Required work » Word for word, give the material below again, minus any images.

The data »
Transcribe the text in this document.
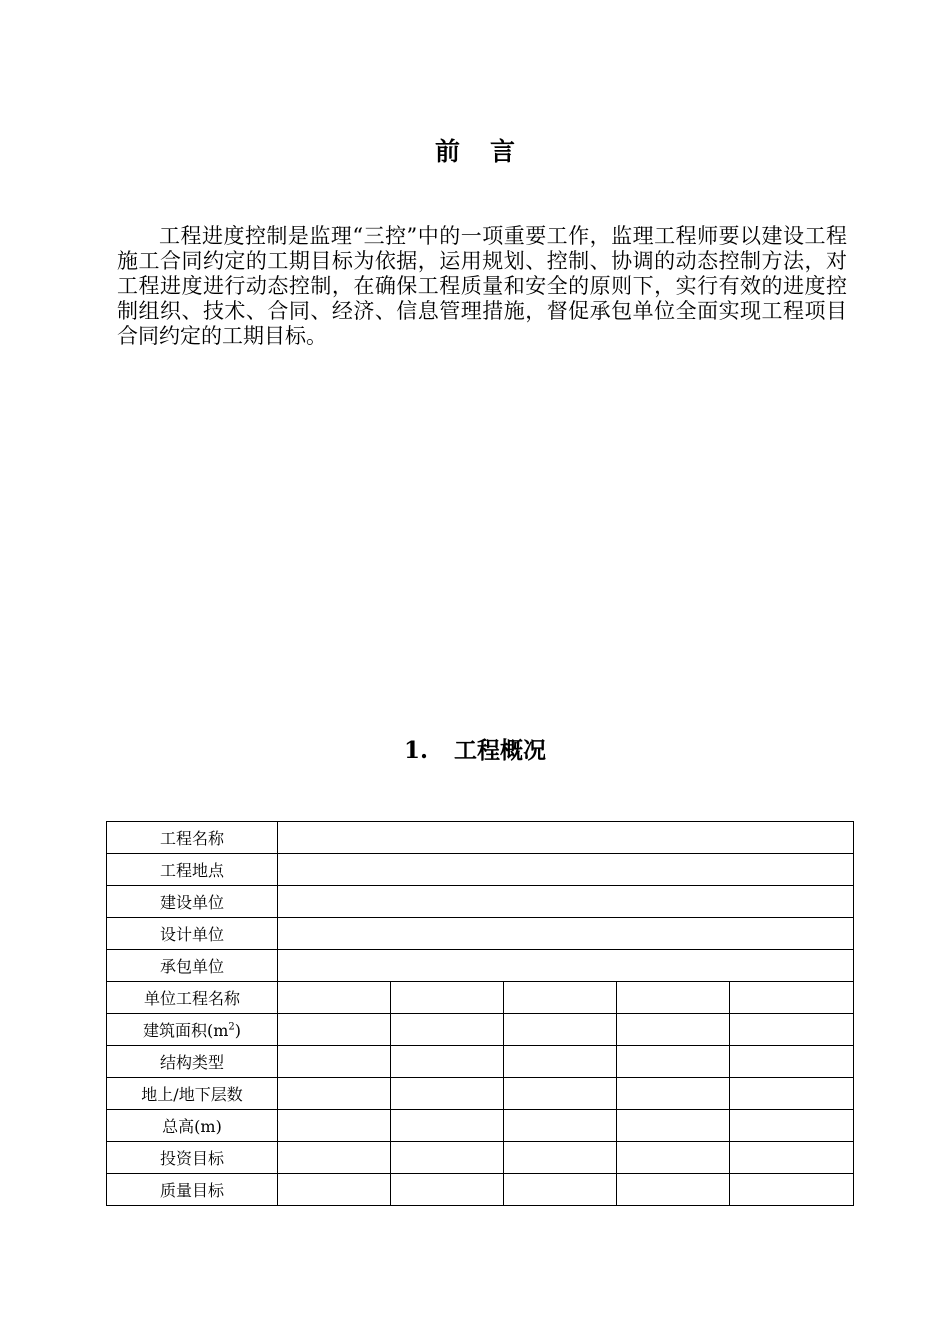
前言
工程进度控制是监理“三控”中的一项重要工作，监理工程师要以建设工程施工合同约定的工期目标为依据，运用规划、控制、协调的动态控制方法，对工程进度进行动态控制，在确保工程质量和安全的原则下，实行有效的进度控制组织、技术、合同、经济、信息管理措施，督促承包单位全面实现工程项目合同约定的工期目标。
1. 工程概况
工程名称					
工程地点					
建设单位					
设计单位					
承包单位					
单位工程名称					
建筑面积$(m^2)$					
结构类型					
地上/地下层数					
总高(m)					
投资目标					
质量目标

Written response »
Transcribe the text in this document.
前言
工程进度控制是监理“三控”中的一项重要工作，监理工程师要以建设工程施工合同约定的工期目标为依据，运用规划、控制、协调的动态控制方法，对工程进度进行动态控制，在确保工程质量和安全的原则下，实行有效的进度控制组织、技术、合同、经济、信息管理措施，督促承包单位全面实现工程项目合同约定的工期目标。
1. 工程概况
工程名称					
工程地点					
建设单位					
设计单位					
承包单位					
单位工程名称					
建筑面积$(m^2)$					
结构类型					
地上/地下层数					
总高(m)					
投资目标					
质量目标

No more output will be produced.